### Entries from a dataset
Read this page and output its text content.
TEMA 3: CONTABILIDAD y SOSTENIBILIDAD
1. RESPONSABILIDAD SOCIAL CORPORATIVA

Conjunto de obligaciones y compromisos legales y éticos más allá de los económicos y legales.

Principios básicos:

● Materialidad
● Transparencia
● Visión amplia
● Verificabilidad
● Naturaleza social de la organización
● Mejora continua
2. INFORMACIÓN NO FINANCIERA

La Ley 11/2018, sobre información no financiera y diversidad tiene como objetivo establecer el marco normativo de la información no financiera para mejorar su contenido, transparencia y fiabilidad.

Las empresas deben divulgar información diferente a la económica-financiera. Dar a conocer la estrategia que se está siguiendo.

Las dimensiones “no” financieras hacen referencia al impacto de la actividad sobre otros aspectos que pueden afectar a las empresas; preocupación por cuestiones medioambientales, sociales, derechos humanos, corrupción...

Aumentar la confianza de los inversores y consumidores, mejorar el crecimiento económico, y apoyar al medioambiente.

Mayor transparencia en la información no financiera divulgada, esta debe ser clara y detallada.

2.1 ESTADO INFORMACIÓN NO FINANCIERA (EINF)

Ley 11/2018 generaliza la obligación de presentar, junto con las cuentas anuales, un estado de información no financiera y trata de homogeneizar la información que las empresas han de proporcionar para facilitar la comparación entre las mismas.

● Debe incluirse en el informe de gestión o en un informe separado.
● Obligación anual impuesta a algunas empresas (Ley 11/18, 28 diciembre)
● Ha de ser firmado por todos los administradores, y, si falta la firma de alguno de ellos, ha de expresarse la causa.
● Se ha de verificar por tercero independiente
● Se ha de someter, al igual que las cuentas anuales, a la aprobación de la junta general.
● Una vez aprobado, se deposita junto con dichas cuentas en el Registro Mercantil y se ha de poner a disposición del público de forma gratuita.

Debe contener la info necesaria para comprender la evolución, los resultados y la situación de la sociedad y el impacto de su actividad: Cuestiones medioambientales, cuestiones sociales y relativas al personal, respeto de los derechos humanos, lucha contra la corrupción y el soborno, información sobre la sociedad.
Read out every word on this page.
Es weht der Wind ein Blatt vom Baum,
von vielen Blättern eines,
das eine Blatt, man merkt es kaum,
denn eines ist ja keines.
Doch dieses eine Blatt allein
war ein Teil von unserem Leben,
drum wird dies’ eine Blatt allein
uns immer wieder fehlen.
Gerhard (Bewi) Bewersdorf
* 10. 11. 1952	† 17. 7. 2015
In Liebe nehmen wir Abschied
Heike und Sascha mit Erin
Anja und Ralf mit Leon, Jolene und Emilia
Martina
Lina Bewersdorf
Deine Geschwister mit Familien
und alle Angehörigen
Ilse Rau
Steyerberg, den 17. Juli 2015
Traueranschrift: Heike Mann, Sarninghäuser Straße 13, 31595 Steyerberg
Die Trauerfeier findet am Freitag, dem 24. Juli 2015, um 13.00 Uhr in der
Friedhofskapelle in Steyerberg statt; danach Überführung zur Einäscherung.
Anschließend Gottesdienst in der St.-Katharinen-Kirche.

### Exercise aim
Check every line of the data, and copy the ones that contain "corrupción".

### Answer for this exercise
Las dimensiones “no” financieras hacen referencia al impacto de la actividad sobre otros aspectos que pueden afectar a las empresas; preocupación por cuestiones medioambientales, sociales, derechos humanos, corrupción...
Debe contener la info necesaria para comprender la evolución, los resultados y la situación de la sociedad y el impacto de su actividad: Cuestiones medioambientales, cuestiones sociales y relativas al personal, respeto de los derechos humanos, lucha contra la corrupción y el soborno, información sobre la sociedad.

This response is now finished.